* Begin Given entries *

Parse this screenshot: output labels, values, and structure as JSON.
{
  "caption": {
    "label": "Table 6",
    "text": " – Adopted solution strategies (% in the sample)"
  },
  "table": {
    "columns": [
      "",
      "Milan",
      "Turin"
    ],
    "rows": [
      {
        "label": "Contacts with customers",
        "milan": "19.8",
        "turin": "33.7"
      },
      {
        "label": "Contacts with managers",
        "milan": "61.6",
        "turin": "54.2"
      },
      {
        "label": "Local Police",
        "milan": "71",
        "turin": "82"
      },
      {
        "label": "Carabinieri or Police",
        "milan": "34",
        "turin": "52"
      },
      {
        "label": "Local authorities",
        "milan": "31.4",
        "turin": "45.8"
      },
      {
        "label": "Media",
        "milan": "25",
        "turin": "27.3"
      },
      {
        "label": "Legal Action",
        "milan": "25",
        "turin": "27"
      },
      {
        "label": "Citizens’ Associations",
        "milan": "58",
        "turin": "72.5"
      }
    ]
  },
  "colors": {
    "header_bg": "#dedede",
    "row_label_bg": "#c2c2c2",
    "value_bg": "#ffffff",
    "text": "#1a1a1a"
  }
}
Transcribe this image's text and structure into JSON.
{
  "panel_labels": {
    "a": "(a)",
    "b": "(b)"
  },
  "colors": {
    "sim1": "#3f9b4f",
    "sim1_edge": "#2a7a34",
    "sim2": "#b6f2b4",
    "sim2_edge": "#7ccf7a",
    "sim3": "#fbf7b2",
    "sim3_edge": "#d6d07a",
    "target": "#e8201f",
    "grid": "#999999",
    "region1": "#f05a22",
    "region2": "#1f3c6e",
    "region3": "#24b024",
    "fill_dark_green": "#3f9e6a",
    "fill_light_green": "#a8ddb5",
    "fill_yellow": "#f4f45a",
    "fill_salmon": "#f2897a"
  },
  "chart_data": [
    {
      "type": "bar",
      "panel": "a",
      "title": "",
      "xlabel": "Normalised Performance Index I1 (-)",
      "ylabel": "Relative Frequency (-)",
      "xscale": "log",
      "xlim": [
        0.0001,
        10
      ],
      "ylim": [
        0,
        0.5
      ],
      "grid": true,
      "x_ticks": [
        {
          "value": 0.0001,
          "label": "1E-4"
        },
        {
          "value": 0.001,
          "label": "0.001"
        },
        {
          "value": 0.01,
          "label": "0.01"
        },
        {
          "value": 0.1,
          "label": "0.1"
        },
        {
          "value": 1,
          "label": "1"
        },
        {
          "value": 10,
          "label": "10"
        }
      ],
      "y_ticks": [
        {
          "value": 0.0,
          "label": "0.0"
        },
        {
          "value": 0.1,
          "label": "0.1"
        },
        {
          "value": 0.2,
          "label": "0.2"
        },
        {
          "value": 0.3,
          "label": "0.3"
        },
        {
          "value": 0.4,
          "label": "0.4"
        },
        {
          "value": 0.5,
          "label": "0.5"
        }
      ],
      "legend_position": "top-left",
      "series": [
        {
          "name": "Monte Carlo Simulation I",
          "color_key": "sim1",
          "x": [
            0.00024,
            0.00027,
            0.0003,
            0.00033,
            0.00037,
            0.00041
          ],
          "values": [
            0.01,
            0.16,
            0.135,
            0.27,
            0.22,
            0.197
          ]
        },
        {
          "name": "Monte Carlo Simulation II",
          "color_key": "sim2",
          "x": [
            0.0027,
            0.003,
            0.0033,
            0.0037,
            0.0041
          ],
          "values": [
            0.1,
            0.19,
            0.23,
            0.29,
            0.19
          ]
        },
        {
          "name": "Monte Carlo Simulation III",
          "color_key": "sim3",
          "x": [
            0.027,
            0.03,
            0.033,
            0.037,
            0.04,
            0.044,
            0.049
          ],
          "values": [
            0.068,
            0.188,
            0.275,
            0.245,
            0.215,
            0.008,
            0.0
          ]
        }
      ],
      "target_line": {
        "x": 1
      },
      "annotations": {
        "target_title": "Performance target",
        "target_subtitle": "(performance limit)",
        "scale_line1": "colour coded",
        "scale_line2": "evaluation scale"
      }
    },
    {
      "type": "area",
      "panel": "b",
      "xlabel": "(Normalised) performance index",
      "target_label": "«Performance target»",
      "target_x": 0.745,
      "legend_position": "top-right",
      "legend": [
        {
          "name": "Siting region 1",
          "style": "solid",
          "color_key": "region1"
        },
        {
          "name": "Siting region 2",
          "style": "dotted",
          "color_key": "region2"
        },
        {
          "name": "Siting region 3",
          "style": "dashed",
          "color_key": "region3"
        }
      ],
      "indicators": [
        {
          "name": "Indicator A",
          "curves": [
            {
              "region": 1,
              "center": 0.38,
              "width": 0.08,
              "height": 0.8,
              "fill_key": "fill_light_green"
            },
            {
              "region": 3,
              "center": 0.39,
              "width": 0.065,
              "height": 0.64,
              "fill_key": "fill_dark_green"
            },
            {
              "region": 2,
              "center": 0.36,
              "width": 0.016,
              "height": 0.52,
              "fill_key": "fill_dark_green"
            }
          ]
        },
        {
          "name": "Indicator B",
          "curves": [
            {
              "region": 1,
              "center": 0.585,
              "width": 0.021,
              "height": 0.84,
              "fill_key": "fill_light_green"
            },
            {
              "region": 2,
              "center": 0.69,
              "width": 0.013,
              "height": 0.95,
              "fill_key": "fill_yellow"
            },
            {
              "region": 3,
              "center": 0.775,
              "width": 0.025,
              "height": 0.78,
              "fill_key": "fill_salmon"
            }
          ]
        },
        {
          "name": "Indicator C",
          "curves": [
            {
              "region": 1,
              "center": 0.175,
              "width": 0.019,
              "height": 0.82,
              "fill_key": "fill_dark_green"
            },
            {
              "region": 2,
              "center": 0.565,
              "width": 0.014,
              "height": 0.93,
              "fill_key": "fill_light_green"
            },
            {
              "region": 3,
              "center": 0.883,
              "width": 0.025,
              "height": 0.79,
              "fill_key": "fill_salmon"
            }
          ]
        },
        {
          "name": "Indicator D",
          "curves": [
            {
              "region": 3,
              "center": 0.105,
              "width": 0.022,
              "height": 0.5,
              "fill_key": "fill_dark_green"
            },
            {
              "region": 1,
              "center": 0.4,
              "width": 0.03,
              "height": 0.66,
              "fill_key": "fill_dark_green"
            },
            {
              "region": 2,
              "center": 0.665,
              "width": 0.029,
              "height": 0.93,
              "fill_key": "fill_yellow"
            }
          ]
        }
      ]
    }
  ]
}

* End Given entries *

## Short task
Using the entries above, please restate each one word for word.

## Result of this exercise
Parse this screenshot: output labels, values, and structure as JSON.
{
  "caption": {
    "label": "Table 6",
    "text": " – Adopted solution strategies (% in the sample)"
  },
  "table": {
    "columns": [
      "",
      "Milan",
      "Turin"
    ],
    "rows": [
      {
        "label": "Contacts with customers",
        "milan": "19.8",
        "turin": "33.7"
      },
      {
        "label": "Contacts with managers",
        "milan": "61.6",
        "turin": "54.2"
      },
      {
        "label": "Local Police",
        "milan": "71",
        "turin": "82"
      },
      {
        "label": "Carabinieri or Police",
        "milan": "34",
        "turin": "52"
      },
      {
        "label": "Local authorities",
        "milan": "31.4",
        "turin": "45.8"
      },
      {
        "label": "Media",
        "milan": "25",
        "turin": "27.3"
      },
      {
        "label": "Legal Action",
        "milan": "25",
        "turin": "27"
      },
      {
        "label": "Citizens’ Associations",
        "milan": "58",
        "turin": "72.5"
      }
    ]
  },
  "colors": {
    "header_bg": "#dedede",
    "row_label_bg": "#c2c2c2",
    "value_bg": "#ffffff",
    "text": "#1a1a1a"
  }
}
Transcribe this image's text and structure into JSON.
{
  "panel_labels": {
    "a": "(a)",
    "b": "(b)"
  },
  "colors": {
    "sim1": "#3f9b4f",
    "sim1_edge": "#2a7a34",
    "sim2": "#b6f2b4",
    "sim2_edge": "#7ccf7a",
    "sim3": "#fbf7b2",
    "sim3_edge": "#d6d07a",
    "target": "#e8201f",
    "grid": "#999999",
    "region1": "#f05a22",
    "region2": "#1f3c6e",
    "region3": "#24b024",
    "fill_dark_green": "#3f9e6a",
    "fill_light_green": "#a8ddb5",
    "fill_yellow": "#f4f45a",
    "fill_salmon": "#f2897a"
  },
  "chart_data": [
    {
      "type": "bar",
      "panel": "a",
      "title": "",
      "xlabel": "Normalised Performance Index I1 (-)",
      "ylabel": "Relative Frequency (-)",
      "xscale": "log",
      "xlim": [
        0.0001,
        10
      ],
      "ylim": [
        0,
        0.5
      ],
      "grid": true,
      "x_ticks": [
        {
          "value": 0.0001,
          "label": "1E-4"
        },
        {
          "value": 0.001,
          "label": "0.001"
        },
        {
          "value": 0.01,
          "label": "0.01"
        },
        {
          "value": 0.1,
          "label": "0.1"
        },
        {
          "value": 1,
          "label": "1"
        },
        {
          "value": 10,
          "label": "10"
        }
      ],
      "y_ticks": [
        {
          "value": 0.0,
          "label": "0.0"
        },
        {
          "value": 0.1,
          "label": "0.1"
        },
        {
          "value": 0.2,
          "label": "0.2"
        },
        {
          "value": 0.3,
          "label": "0.3"
        },
        {
          "value": 0.4,
          "label": "0.4"
        },
        {
          "value": 0.5,
          "label": "0.5"
        }
      ],
      "legend_position": "top-left",
      "series": [
        {
          "name": "Monte Carlo Simulation I",
          "color_key": "sim1",
          "x": [
            0.00024,
            0.00027,
            0.0003,
            0.00033,
            0.00037,
            0.00041
          ],
          "values": [
            0.01,
            0.16,
            0.135,
            0.27,
            0.22,
            0.197
          ]
        },
        {
          "name": "Monte Carlo Simulation II",
          "color_key": "sim2",
          "x": [
            0.0027,
            0.003,
            0.0033,
            0.0037,
            0.0041
          ],
          "values": [
            0.1,
            0.19,
            0.23,
            0.29,
            0.19
          ]
        },
        {
          "name": "Monte Carlo Simulation III",
          "color_key": "sim3",
          "x": [
            0.027,
            0.03,
            0.033,
            0.037,
            0.04,
            0.044,
            0.049
          ],
          "values": [
            0.068,
            0.188,
            0.275,
            0.245,
            0.215,
            0.008,
            0.0
          ]
        }
      ],
      "target_line": {
        "x": 1
      },
      "annotations": {
        "target_title": "Performance target",
        "target_subtitle": "(performance limit)",
        "scale_line1": "colour coded",
        "scale_line2": "evaluation scale"
      }
    },
    {
      "type": "area",
      "panel": "b",
      "xlabel": "(Normalised) performance index",
      "target_label": "«Performance target»",
      "target_x": 0.745,
      "legend_position": "top-right",
      "legend": [
        {
          "name": "Siting region 1",
          "style": "solid",
          "color_key": "region1"
        },
        {
          "name": "Siting region 2",
          "style": "dotted",
          "color_key": "region2"
        },
        {
          "name": "Siting region 3",
          "style": "dashed",
          "color_key": "region3"
        }
      ],
      "indicators": [
        {
          "name": "Indicator A",
          "curves": [
            {
              "region": 1,
              "center": 0.38,
              "width": 0.08,
              "height": 0.8,
              "fill_key": "fill_light_green"
            },
            {
              "region": 3,
              "center": 0.39,
              "width": 0.065,
              "height": 0.64,
              "fill_key": "fill_dark_green"
            },
            {
              "region": 2,
              "center": 0.36,
              "width": 0.016,
              "height": 0.52,
              "fill_key": "fill_dark_green"
            }
          ]
        },
        {
          "name": "Indicator B",
          "curves": [
            {
              "region": 1,
              "center": 0.585,
              "width": 0.021,
              "height": 0.84,
              "fill_key": "fill_light_green"
            },
            {
              "region": 2,
              "center": 0.69,
              "width": 0.013,
              "height": 0.95,
              "fill_key": "fill_yellow"
            },
            {
              "region": 3,
              "center": 0.775,
              "width": 0.025,
              "height": 0.78,
              "fill_key": "fill_salmon"
            }
          ]
        },
        {
          "name": "Indicator C",
          "curves": [
            {
              "region": 1,
              "center": 0.175,
              "width": 0.019,
              "height": 0.82,
              "fill_key": "fill_dark_green"
            },
            {
              "region": 2,
              "center": 0.565,
              "width": 0.014,
              "height": 0.93,
              "fill_key": "fill_light_green"
            },
            {
              "region": 3,
              "center": 0.883,
              "width": 0.025,
              "height": 0.79,
              "fill_key": "fill_salmon"
            }
          ]
        },
        {
          "name": "Indicator D",
          "curves": [
            {
              "region": 3,
              "center": 0.105,
              "width": 0.022,
              "height": 0.5,
              "fill_key": "fill_dark_green"
            },
            {
              "region": 1,
              "center": 0.4,
              "width": 0.03,
              "height": 0.66,
              "fill_key": "fill_dark_green"
            },
            {
              "region": 2,
              "center": 0.665,
              "width": 0.029,
              "height": 0.93,
              "fill_key": "fill_yellow"
            }
          ]
        }
      ]
    }
  ]
}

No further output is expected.